### EXTRACTED RECORDS

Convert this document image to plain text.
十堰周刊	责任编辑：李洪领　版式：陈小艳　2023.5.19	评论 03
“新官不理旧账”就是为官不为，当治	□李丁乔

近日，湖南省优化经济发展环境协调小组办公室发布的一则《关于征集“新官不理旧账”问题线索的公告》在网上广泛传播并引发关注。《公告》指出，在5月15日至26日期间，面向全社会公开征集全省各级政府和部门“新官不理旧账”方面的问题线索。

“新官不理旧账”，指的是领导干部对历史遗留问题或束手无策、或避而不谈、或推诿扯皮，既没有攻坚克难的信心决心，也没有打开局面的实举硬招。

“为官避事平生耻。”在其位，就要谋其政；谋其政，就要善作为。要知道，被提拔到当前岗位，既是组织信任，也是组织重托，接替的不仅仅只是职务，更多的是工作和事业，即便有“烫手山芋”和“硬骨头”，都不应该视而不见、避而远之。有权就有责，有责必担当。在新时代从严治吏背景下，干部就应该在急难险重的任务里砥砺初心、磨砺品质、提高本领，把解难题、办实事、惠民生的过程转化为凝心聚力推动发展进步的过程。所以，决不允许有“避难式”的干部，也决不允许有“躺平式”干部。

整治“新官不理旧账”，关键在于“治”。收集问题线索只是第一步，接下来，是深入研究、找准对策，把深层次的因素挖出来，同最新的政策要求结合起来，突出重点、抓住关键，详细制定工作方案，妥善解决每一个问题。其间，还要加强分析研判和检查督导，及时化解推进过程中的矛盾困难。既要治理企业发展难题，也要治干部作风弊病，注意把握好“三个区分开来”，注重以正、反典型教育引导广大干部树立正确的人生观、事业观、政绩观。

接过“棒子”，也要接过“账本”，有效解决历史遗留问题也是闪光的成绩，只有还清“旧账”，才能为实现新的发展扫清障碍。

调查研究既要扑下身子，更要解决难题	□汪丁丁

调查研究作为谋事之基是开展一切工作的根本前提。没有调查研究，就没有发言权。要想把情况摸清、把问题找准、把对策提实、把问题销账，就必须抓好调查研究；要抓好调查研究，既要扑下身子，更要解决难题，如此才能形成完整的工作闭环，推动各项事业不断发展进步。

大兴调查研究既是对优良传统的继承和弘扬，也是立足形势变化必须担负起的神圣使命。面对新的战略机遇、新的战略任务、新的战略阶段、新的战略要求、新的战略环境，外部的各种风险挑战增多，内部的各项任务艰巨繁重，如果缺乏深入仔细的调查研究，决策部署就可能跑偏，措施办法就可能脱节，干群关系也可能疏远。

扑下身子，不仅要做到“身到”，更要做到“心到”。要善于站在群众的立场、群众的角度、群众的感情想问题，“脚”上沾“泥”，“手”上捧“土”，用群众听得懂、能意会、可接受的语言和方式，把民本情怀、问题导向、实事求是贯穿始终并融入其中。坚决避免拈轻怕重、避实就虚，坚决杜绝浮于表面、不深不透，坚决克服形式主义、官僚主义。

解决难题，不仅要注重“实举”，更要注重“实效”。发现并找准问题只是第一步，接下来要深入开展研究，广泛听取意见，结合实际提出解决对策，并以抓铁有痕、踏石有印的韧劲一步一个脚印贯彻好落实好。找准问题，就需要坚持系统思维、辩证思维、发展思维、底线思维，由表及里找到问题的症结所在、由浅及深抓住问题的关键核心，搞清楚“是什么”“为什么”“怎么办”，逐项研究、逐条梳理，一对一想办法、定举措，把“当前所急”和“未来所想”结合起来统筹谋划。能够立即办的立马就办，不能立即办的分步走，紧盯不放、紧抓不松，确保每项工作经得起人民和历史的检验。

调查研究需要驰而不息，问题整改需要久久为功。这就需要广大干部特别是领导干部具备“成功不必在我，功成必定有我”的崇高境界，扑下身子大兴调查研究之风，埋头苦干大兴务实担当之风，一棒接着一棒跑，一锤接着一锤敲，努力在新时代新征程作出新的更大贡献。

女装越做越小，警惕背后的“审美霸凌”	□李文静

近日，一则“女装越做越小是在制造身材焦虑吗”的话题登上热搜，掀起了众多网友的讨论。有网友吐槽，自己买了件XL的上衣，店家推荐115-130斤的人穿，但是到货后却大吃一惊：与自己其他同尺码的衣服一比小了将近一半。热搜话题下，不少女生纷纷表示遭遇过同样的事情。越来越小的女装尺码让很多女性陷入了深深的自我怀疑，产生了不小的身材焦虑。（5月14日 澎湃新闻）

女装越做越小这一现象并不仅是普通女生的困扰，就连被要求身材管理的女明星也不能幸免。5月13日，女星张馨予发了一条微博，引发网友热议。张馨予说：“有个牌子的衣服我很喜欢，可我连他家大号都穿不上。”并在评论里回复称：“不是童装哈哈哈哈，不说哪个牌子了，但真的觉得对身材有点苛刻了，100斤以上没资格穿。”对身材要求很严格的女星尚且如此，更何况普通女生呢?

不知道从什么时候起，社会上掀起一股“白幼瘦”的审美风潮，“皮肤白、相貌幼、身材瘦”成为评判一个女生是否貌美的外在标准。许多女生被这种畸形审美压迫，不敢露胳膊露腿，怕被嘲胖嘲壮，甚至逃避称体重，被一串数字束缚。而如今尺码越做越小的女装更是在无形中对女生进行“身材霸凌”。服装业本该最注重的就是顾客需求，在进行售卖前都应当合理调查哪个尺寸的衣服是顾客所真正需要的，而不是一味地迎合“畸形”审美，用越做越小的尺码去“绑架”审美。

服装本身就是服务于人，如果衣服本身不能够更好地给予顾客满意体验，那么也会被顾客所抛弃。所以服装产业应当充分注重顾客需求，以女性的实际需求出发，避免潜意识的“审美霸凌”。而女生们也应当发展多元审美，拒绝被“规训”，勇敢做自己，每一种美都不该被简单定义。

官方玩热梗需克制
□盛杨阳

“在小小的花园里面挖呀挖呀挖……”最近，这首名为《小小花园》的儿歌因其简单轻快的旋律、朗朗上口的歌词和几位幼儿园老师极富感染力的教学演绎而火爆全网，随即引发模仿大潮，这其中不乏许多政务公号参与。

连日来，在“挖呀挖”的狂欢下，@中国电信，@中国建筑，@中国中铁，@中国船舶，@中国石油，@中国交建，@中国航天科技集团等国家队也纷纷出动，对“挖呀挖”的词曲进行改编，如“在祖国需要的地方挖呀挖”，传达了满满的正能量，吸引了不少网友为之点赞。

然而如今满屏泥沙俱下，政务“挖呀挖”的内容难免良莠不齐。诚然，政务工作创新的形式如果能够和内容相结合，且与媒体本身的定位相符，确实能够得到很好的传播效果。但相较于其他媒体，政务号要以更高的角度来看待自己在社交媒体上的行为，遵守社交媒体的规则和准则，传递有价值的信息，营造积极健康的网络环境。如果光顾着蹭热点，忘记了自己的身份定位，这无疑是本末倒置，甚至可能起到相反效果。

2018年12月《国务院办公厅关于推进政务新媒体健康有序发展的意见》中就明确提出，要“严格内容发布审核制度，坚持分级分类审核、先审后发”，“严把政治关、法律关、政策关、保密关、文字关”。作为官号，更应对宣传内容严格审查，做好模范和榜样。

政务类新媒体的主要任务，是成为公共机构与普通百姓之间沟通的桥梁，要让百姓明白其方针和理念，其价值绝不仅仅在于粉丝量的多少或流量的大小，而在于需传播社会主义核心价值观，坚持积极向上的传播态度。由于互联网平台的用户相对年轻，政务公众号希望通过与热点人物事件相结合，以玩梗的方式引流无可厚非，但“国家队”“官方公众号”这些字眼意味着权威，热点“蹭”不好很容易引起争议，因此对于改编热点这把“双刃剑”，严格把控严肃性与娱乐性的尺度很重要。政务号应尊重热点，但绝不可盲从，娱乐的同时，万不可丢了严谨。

### TASK GOAL
Using the data above, say how many lines include "更要解决难题". No other reply is needed.

### FULL OUTPUT
2